## Your instructions
Go through the material below and copy each line where the word "funciones" appears.

BEGIN

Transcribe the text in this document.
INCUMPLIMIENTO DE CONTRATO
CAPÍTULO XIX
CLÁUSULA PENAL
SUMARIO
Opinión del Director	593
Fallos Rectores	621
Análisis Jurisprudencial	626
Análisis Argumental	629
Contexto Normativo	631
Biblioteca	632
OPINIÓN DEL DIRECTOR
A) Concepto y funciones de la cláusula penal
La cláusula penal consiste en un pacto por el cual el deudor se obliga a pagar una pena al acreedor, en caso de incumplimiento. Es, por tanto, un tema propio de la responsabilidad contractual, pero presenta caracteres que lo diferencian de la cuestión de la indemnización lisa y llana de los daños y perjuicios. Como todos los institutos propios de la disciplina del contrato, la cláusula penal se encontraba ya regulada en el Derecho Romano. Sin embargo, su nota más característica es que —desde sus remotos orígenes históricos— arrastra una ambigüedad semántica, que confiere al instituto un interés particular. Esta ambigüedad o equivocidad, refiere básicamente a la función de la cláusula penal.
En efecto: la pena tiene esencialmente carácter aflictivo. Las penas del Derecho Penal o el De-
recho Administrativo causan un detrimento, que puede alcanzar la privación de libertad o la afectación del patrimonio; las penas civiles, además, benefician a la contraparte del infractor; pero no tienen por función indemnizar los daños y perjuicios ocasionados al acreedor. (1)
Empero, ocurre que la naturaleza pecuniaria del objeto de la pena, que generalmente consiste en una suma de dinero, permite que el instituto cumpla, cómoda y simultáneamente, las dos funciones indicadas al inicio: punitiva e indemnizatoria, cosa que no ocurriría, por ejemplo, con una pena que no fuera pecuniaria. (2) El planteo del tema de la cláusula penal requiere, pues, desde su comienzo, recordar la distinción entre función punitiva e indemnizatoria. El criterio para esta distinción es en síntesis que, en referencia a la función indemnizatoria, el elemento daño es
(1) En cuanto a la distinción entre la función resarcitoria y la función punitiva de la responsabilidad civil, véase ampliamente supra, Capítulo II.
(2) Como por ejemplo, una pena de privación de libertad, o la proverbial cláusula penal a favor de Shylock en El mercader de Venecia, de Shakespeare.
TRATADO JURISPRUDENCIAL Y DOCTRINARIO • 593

END

## Result below
A) Concepto y funciones de la cláusula penal
Empero, ocurre que la naturaleza pecuniaria del objeto de la pena, que generalmente consiste en una suma de dinero, permite que el instituto cumpla, cómoda y simultáneamente, las dos funciones indicadas al inicio: punitiva e indemnizatoria, cosa que no ocurriría, por ejemplo, con una pena que no fuera pecuniaria. (2) El planteo del tema de la cláusula penal requiere, pues, desde su comienzo, recordar la distinción entre función punitiva e indemnizatoria. El criterio para esta distinción es en síntesis que, en referencia a la función indemnizatoria, el elemento daño es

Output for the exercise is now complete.